Determine how many lines below hold the string "name". Reply with the number alone.

* RECORDS SHOWN:
· · · · · · ·

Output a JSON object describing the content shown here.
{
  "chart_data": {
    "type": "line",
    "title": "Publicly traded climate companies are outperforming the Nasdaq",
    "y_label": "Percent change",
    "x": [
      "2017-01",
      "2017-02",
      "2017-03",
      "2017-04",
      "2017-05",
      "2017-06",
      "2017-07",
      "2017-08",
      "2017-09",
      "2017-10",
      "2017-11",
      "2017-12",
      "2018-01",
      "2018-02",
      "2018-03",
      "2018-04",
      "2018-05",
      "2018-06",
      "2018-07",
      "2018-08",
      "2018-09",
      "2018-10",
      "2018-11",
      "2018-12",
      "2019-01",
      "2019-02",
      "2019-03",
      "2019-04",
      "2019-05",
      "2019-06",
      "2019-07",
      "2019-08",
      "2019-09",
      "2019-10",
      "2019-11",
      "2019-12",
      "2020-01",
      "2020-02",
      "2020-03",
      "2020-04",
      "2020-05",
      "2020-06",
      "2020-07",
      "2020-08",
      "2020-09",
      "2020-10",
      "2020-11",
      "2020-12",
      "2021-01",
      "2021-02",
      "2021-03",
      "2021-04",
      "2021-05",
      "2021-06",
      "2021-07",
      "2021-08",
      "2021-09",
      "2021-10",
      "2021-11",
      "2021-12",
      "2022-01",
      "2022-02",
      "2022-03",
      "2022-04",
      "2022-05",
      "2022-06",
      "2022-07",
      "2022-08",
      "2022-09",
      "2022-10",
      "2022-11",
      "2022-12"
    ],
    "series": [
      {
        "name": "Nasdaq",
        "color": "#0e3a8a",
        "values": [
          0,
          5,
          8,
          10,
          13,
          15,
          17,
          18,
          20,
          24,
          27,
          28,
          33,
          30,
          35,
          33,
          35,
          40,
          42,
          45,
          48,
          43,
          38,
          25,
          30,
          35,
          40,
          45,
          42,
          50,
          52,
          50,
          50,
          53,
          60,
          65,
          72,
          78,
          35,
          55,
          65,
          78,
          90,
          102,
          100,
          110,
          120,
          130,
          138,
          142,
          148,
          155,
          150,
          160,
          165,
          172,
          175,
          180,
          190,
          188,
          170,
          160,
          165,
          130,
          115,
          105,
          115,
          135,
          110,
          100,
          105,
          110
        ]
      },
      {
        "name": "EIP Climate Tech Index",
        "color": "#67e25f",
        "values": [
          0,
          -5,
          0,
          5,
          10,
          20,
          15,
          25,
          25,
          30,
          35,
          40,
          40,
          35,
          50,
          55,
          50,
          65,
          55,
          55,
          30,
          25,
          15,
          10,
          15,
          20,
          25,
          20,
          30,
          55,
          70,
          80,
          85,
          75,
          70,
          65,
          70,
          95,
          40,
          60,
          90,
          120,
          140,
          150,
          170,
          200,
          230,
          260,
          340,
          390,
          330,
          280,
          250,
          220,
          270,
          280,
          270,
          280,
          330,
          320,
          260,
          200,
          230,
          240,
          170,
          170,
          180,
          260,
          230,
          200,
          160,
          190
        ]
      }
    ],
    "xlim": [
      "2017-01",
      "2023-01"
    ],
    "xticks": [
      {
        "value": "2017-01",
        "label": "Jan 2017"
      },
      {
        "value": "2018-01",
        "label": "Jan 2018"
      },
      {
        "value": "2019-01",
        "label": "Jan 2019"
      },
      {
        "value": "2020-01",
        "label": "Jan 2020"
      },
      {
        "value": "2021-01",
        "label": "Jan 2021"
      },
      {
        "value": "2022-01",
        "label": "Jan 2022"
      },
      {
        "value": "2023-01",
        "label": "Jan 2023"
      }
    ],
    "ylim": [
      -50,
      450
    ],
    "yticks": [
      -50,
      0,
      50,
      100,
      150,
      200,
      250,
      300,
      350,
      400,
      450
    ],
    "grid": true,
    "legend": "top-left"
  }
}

· · · · · · ·

* ANSWER TO THIS TASK:
2